▶ **Goal**
Set every record down verbatim and omit the pictures.

**** Supplied material ****

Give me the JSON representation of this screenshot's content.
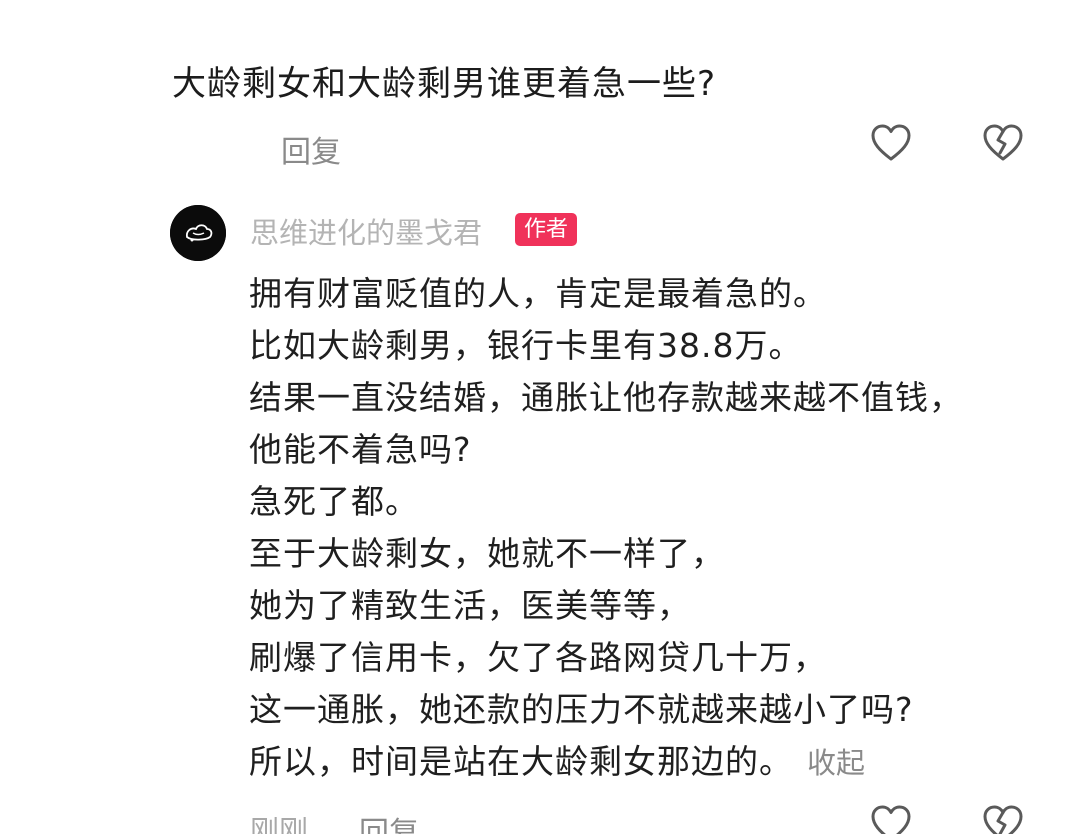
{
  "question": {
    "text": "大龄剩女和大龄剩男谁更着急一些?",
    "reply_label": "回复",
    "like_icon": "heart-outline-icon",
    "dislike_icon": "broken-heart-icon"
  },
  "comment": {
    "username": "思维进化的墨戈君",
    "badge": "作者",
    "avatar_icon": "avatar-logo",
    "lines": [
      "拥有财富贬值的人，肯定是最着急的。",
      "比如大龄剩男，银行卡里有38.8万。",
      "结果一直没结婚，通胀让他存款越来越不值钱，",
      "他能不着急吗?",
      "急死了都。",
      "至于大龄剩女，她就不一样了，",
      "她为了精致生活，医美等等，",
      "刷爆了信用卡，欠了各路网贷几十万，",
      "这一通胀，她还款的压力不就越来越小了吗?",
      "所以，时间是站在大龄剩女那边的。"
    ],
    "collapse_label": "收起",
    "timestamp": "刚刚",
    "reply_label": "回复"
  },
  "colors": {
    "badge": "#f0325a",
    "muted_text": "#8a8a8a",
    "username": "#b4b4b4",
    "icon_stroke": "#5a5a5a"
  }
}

****

▶ **Output**
Give me the JSON representation of this screenshot's content.
{
  "question": {
    "text": "大龄剩女和大龄剩男谁更着急一些?",
    "reply_label": "回复",
    "like_icon": "heart-outline-icon",
    "dislike_icon": "broken-heart-icon"
  },
  "comment": {
    "username": "思维进化的墨戈君",
    "badge": "作者",
    "avatar_icon": "avatar-logo",
    "lines": [
      "拥有财富贬值的人，肯定是最着急的。",
      "比如大龄剩男，银行卡里有38.8万。",
      "结果一直没结婚，通胀让他存款越来越不值钱，",
      "他能不着急吗?",
      "急死了都。",
      "至于大龄剩女，她就不一样了，",
      "她为了精致生活，医美等等，",
      "刷爆了信用卡，欠了各路网贷几十万，",
      "这一通胀，她还款的压力不就越来越小了吗?",
      "所以，时间是站在大龄剩女那边的。"
    ],
    "collapse_label": "收起",
    "timestamp": "刚刚",
    "reply_label": "回复"
  },
  "colors": {
    "badge": "#f0325a",
    "muted_text": "#8a8a8a",
    "username": "#b4b4b4",
    "icon_stroke": "#5a5a5a"
  }
}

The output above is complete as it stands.